_Data for this task_.

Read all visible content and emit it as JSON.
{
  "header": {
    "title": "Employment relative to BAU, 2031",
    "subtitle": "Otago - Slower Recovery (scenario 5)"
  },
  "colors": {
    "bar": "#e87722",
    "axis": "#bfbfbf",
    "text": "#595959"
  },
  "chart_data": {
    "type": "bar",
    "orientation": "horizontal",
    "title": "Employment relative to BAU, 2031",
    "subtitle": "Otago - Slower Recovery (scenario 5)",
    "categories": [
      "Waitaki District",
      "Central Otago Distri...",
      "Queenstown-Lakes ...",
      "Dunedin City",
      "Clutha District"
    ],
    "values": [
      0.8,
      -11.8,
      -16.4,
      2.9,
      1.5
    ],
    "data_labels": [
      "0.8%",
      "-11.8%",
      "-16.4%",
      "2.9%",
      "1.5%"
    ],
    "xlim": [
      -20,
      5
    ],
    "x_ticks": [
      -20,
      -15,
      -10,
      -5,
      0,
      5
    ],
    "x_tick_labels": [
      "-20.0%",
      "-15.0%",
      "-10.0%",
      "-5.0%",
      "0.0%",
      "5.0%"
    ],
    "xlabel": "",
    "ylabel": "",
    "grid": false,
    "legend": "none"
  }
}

_Exercise description_. Every line of the material must be returned exactly as it appears.

_Full output_.
Read all visible content and emit it as JSON.
{
  "header": {
    "title": "Employment relative to BAU, 2031",
    "subtitle": "Otago - Slower Recovery (scenario 5)"
  },
  "colors": {
    "bar": "#e87722",
    "axis": "#bfbfbf",
    "text": "#595959"
  },
  "chart_data": {
    "type": "bar",
    "orientation": "horizontal",
    "title": "Employment relative to BAU, 2031",
    "subtitle": "Otago - Slower Recovery (scenario 5)",
    "categories": [
      "Waitaki District",
      "Central Otago Distri...",
      "Queenstown-Lakes ...",
      "Dunedin City",
      "Clutha District"
    ],
    "values": [
      0.8,
      -11.8,
      -16.4,
      2.9,
      1.5
    ],
    "data_labels": [
      "0.8%",
      "-11.8%",
      "-16.4%",
      "2.9%",
      "1.5%"
    ],
    "xlim": [
      -20,
      5
    ],
    "x_ticks": [
      -20,
      -15,
      -10,
      -5,
      0,
      5
    ],
    "x_tick_labels": [
      "-20.0%",
      "-15.0%",
      "-10.0%",
      "-5.0%",
      "0.0%",
      "5.0%"
    ],
    "xlabel": "",
    "ylabel": "",
    "grid": false,
    "legend": "none"
  }
}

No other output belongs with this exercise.